───── MATERIAL SUPPLIED ─────

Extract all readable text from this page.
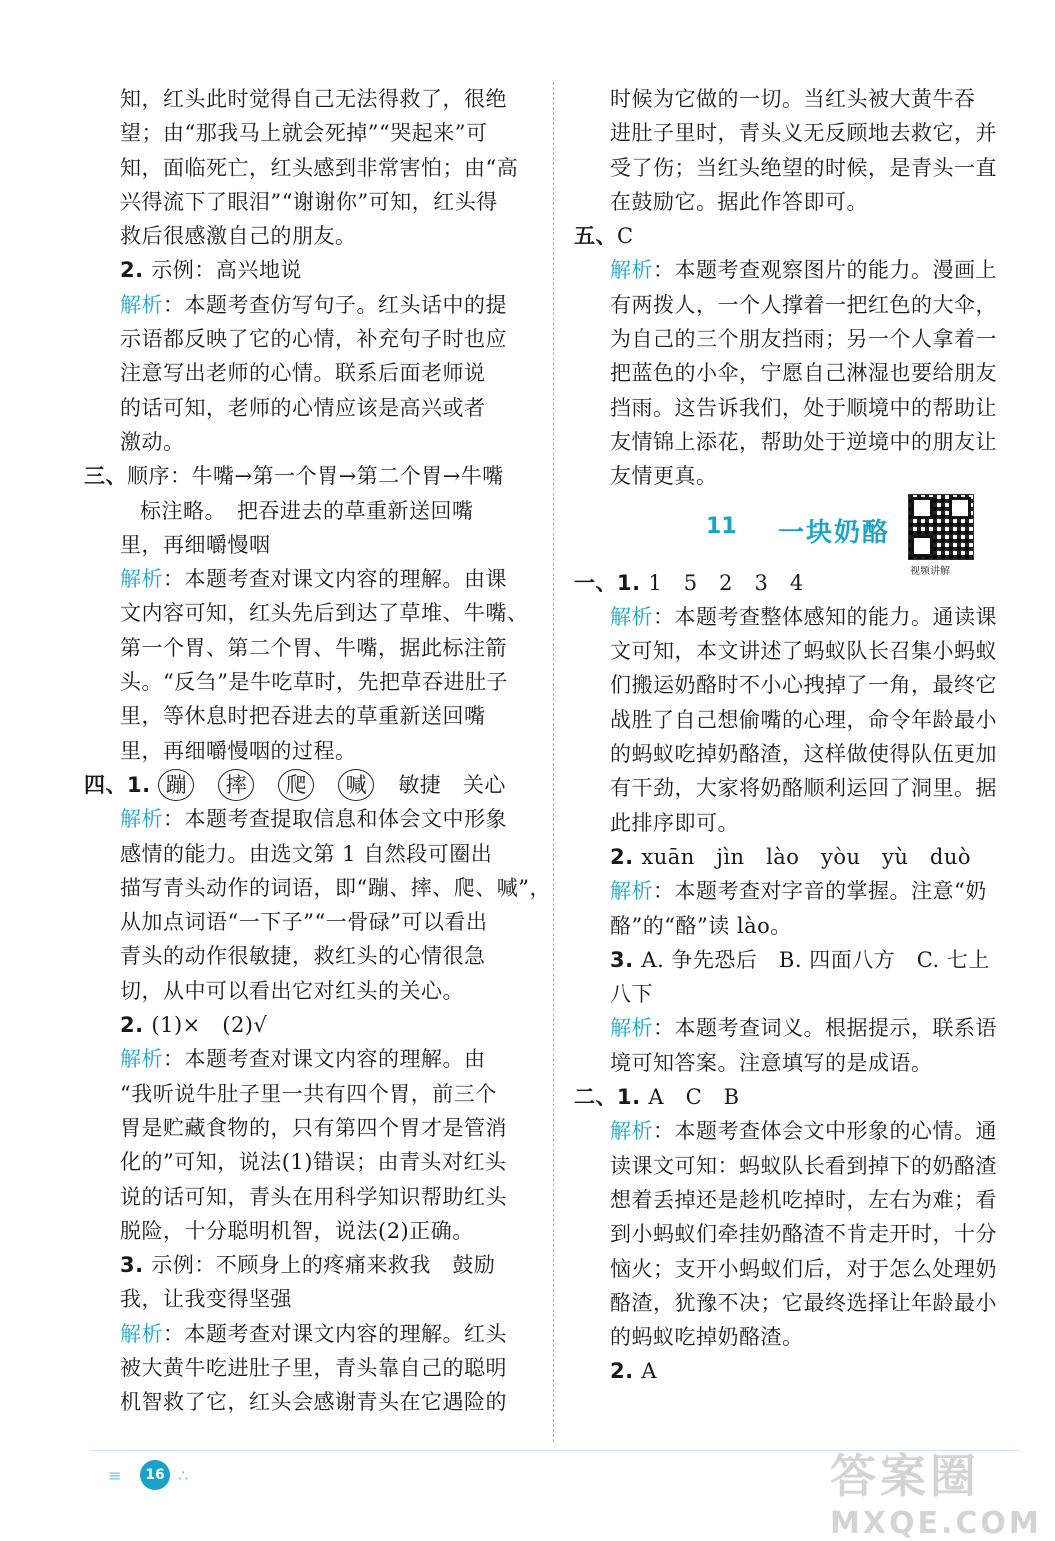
知，红头此时觉得自己无法得救了，很绝
望；由“那我马上就会死掉”“哭起来”可
知，面临死亡，红头感到非常害怕；由“高
兴得流下了眼泪”“谢谢你”可知，红头得
救后很感激自己的朋友。
2. 示例：高兴地说
解析：本题考查仿写句子。红头话中的提
示语都反映了它的心情，补充句子时也应
注意写出老师的心情。联系后面老师说
的话可知，老师的心情应该是高兴或者
激动。
三、顺序：牛嘴→第一个胃→第二个胃→牛嘴
标注略。　把吞进去的草重新送回嘴
里，再细嚼慢咽
解析：本题考查对课文内容的理解。由课
文内容可知，红头先后到达了草堆、牛嘴、
第一个胃、第二个胃、牛嘴，据此标注箭
头。“反刍”是牛吃草时，先把草吞进肚子
里，等休息时把吞进去的草重新送回嘴
里，再细嚼慢咽的过程。
四、1. 蹦 摔 爬 喊 敏捷　关心
解析：本题考查提取信息和体会文中形象
感情的能力。由选文第 1 自然段可圈出
描写青头动作的词语，即“蹦、摔、爬、喊”，
从加点词语“一下子”“一骨碌”可以看出
青头的动作很敏捷，救红头的心情很急
切，从中可以看出它对红头的关心。
2. (1)×　(2)√
解析：本题考查对课文内容的理解。由
“我听说牛肚子里一共有四个胃，前三个
胃是贮藏食物的，只有第四个胃才是管消
化的”可知，说法(1)错误；由青头对红头
说的话可知，青头在用科学知识帮助红头
脱险，十分聪明机智，说法(2)正确。
3. 示例：不顾身上的疼痛来救我　鼓励
我，让我变得坚强
解析：本题考查对课文内容的理解。红头
被大黄牛吃进肚子里，青头靠自己的聪明
机智救了它，红头会感谢青头在它遇险的
时候为它做的一切。当红头被大黄牛吞
进肚子里时，青头义无反顾地去救它，并
受了伤；当红头绝望的时候，是青头一直
在鼓励它。据此作答即可。
五、C
解析：本题考查观察图片的能力。漫画上
有两拨人，一个人撑着一把红色的大伞，
为自己的三个朋友挡雨；另一个人拿着一
把蓝色的小伞，宁愿自己淋湿也要给朋友
挡雨。这告诉我们，处于顺境中的帮助让
友情锦上添花，帮助处于逆境中的朋友让
友情更真。
11 一块奶酪
视频讲解
一、1. 1　5　2　3　4
解析：本题考查整体感知的能力。通读课
文可知，本文讲述了蚂蚁队长召集小蚂蚁
们搬运奶酪时不小心拽掉了一角，最终它
战胜了自己想偷嘴的心理，命令年龄最小
的蚂蚁吃掉奶酪渣，这样做使得队伍更加
有干劲，大家将奶酪顺利运回了洞里。据
此排序即可。
2. xuān　jìn　lào　yòu　yù　duò
解析：本题考查对字音的掌握。注意“奶
酪”的“酪”读 lào。
3. A. 争先恐后　B. 四面八方　C. 七上
八下
解析：本题考查词义。根据提示，联系语
境可知答案。注意填写的是成语。
二、1. A　C　B
解析：本题考查体会文中形象的心情。通
读课文可知：蚂蚁队长看到掉下的奶酪渣
想着丢掉还是趁机吃掉时，左右为难；看
到小蚂蚁们牵挂奶酪渣不肯走开时，十分
恼火；支开小蚂蚁们后，对于怎么处理奶
酪渣，犹豫不决；它最终选择让年龄最小
的蚂蚁吃掉奶酪渣。
2. A
≡	16 ∴	答案圈
MXQE.COM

─────

▸ EXERCISE INSTRUCTIONS
Select and copy every line of the material that holds the string "本题考查对课文内容的理解".

▸ RESULT FOR THIS EXERCISE
解析：本题考查对课文内容的理解。由课
解析：本题考查对课文内容的理解。由
解析：本题考查对课文内容的理解。红头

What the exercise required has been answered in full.